Work to be completed:
Repeat each entry as written and leave the images out of the copy.

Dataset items
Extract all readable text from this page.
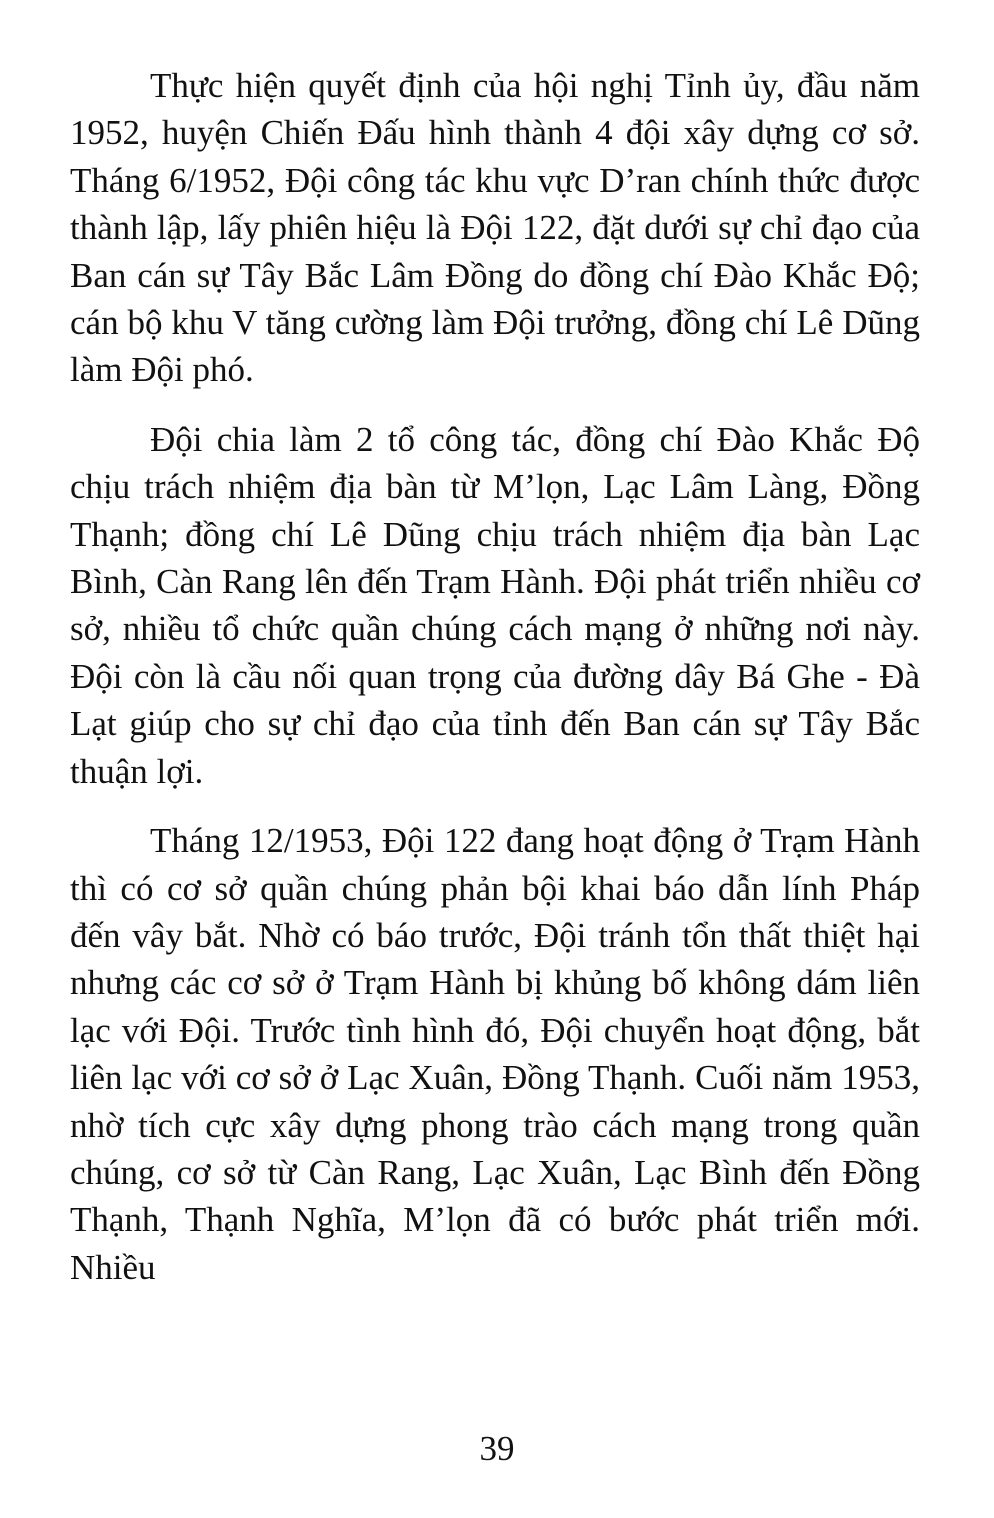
Thực hiện quyết định của hội nghị Tỉnh ủy, đầu năm 1952, huyện Chiến Đấu hình thành 4 đội xây dựng cơ sở. Tháng 6/1952, Đội công tác khu vực D’ran chính thức được thành lập, lấy phiên hiệu là Đội 122, đặt dưới sự chỉ đạo của Ban cán sự Tây Bắc Lâm Đồng do đồng chí Đào Khắc Độ; cán bộ khu V tăng cường làm Đội trưởng, đồng chí Lê Dũng làm Đội phó.

Đội chia làm 2 tổ công tác, đồng chí Đào Khắc Độ chịu trách nhiệm địa bàn từ M’lọn, Lạc Lâm Làng, Đồng Thạnh; đồng chí Lê Dũng chịu trách nhiệm địa bàn Lạc Bình, Càn Rang lên đến Trạm Hành. Đội phát triển nhiều cơ sở, nhiều tổ chức quần chúng cách mạng ở những nơi này. Đội còn là cầu nối quan trọng của đường dây Bá Ghe - Đà Lạt giúp cho sự chỉ đạo của tỉnh đến Ban cán sự Tây Bắc thuận lợi.

Tháng 12/1953, Đội 122 đang hoạt động ở Trạm Hành thì có cơ sở quần chúng phản bội khai báo dẫn lính Pháp đến vây bắt. Nhờ có báo trước, Đội tránh tổn thất thiệt hại nhưng các cơ sở ở Trạm Hành bị khủng bố không dám liên lạc với Đội. Trước tình hình đó, Đội chuyển hoạt động, bắt liên lạc với cơ sở ở Lạc Xuân, Đồng Thạnh. Cuối năm 1953, nhờ tích cực xây dựng phong trào cách mạng trong quần chúng, cơ sở từ Càn Rang, Lạc Xuân, Lạc Bình đến Đồng Thạnh, Thạnh Nghĩa, M’lọn đã có bước phát triển mới. Nhiều

39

Full answer:
Extract all readable text from this page.
Thực hiện quyết định của hội nghị Tỉnh ủy, đầu năm 1952, huyện Chiến Đấu hình thành 4 đội xây dựng cơ sở. Tháng 6/1952, Đội công tác khu vực D’ran chính thức được thành lập, lấy phiên hiệu là Đội 122, đặt dưới sự chỉ đạo của Ban cán sự Tây Bắc Lâm Đồng do đồng chí Đào Khắc Độ; cán bộ khu V tăng cường làm Đội trưởng, đồng chí Lê Dũng làm Đội phó.

Đội chia làm 2 tổ công tác, đồng chí Đào Khắc Độ chịu trách nhiệm địa bàn từ M’lọn, Lạc Lâm Làng, Đồng Thạnh; đồng chí Lê Dũng chịu trách nhiệm địa bàn Lạc Bình, Càn Rang lên đến Trạm Hành. Đội phát triển nhiều cơ sở, nhiều tổ chức quần chúng cách mạng ở những nơi này. Đội còn là cầu nối quan trọng của đường dây Bá Ghe - Đà Lạt giúp cho sự chỉ đạo của tỉnh đến Ban cán sự Tây Bắc thuận lợi.

Tháng 12/1953, Đội 122 đang hoạt động ở Trạm Hành thì có cơ sở quần chúng phản bội khai báo dẫn lính Pháp đến vây bắt. Nhờ có báo trước, Đội tránh tổn thất thiệt hại nhưng các cơ sở ở Trạm Hành bị khủng bố không dám liên lạc với Đội. Trước tình hình đó, Đội chuyển hoạt động, bắt liên lạc với cơ sở ở Lạc Xuân, Đồng Thạnh. Cuối năm 1953, nhờ tích cực xây dựng phong trào cách mạng trong quần chúng, cơ sở từ Càn Rang, Lạc Xuân, Lạc Bình đến Đồng Thạnh, Thạnh Nghĩa, M’lọn đã có bước phát triển mới. Nhiều

39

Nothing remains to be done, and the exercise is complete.